**Available records:**
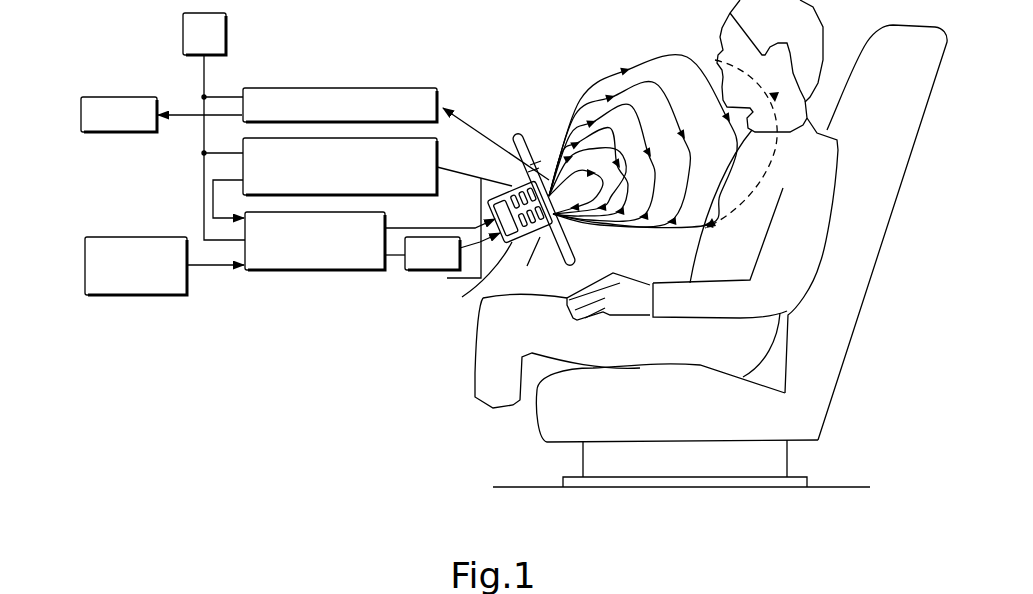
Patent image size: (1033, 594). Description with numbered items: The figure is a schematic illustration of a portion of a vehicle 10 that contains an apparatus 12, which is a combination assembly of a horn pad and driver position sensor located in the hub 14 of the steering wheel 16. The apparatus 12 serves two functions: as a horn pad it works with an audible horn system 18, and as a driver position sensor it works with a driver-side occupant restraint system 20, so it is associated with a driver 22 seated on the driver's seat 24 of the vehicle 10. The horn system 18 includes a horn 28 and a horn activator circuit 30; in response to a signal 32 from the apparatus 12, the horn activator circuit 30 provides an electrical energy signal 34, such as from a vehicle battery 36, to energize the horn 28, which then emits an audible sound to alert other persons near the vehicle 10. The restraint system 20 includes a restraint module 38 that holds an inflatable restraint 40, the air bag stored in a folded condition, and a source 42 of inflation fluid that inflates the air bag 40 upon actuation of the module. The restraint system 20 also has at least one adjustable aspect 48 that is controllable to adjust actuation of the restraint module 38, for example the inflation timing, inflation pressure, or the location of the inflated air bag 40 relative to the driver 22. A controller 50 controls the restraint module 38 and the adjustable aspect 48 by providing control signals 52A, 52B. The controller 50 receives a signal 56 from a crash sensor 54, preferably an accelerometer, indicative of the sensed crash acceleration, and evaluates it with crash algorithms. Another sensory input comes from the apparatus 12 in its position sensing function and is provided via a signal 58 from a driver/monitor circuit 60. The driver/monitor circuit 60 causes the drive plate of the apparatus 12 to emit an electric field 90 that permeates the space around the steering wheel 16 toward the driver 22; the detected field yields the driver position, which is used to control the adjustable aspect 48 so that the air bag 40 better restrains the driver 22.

The vehicle 10 is at (829, 471).
The apparatus 12 is at (534, 147).
The hub 14 is at (538, 242).
The steering wheel 16 is at (503, 132).
The audible horn system 18 is at (99, 85).
The driver-side occupant restraint system 20 is at (226, 290).
The driver 22 is at (808, 16).
The driver's seat 24 is at (845, 330).
The horn 28 is at (118, 97).
The horn activator circuit 30 is at (313, 88).
The signal 32 is at (474, 125).
The electrical energy signal 34 is at (190, 110).
The vehicle battery 36 is at (224, 19).
The restraint module 38 is at (501, 169).
The inflatable restraint 40 is at (507, 294).
The source of inflation fluid 42 is at (481, 283).
The adjustable aspect 48 is at (414, 270).
The controller 50 is at (313, 270).
The control signal 52A is at (412, 226).
The control signal 52B is at (396, 257).
The crash sensor 54 is at (96, 237).
The signal 56 is at (198, 267).
The signal 58 is at (213, 200).
The driver/monitor circuit 60 is at (243, 143).
The electric field 90 is at (663, 55).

**Exercise aim:** Return the listing word for word, from its start through the line containing "The audible horn system 18 is at (99, 85).", and leave out the pictures.

**Solution for this problem:**
Patent image size: (1033, 594). Description with numbered items: The figure is a schematic illustration of a portion of a vehicle 10 that contains an apparatus 12, which is a combination assembly of a horn pad and driver position sensor located in the hub 14 of the steering wheel 16. The apparatus 12 serves two functions: as a horn pad it works with an audible horn system 18, and as a driver position sensor it works with a driver-side occupant restraint system 20, so it is associated with a driver 22 seated on the driver's seat 24 of the vehicle 10. The horn system 18 includes a horn 28 and a horn activator circuit 30; in response to a signal 32 from the apparatus 12, the horn activator circuit 30 provides an electrical energy signal 34, such as from a vehicle battery 36, to energize the horn 28, which then emits an audible sound to alert other persons near the vehicle 10. The restraint system 20 includes a restraint module 38 that holds an inflatable restraint 40, the air bag stored in a folded condition, and a source 42 of inflation fluid that inflates the air bag 40 upon actuation of the module. The restraint system 20 also has at least one adjustable aspect 48 that is controllable to adjust actuation of the restraint module 38, for example the inflation timing, inflation pressure, or the location of the inflated air bag 40 relative to the driver 22. A controller 50 controls the restraint module 38 and the adjustable aspect 48 by providing control signals 52A, 52B. The controller 50 receives a signal 56 from a crash sensor 54, preferably an accelerometer, indicative of the sensed crash acceleration, and evaluates it with crash algorithms. Another sensory input comes from the apparatus 12 in its position sensing function and is provided via a signal 58 from a driver/monitor circuit 60. The driver/monitor circuit 60 causes the drive plate of the apparatus 12 to emit an electric field 90 that permeates the space around the steering wheel 16 toward the driver 22; the detected field yields the driver position, which is used to control the adjustable aspect 48 so that the air bag 40 better restrains the driver 22.

The vehicle 10 is at (829, 471).
The apparatus 12 is at (534, 147).
The hub 14 is at (538, 242).
The steering wheel 16 is at (503, 132).
The audible horn system 18 is at (99, 85).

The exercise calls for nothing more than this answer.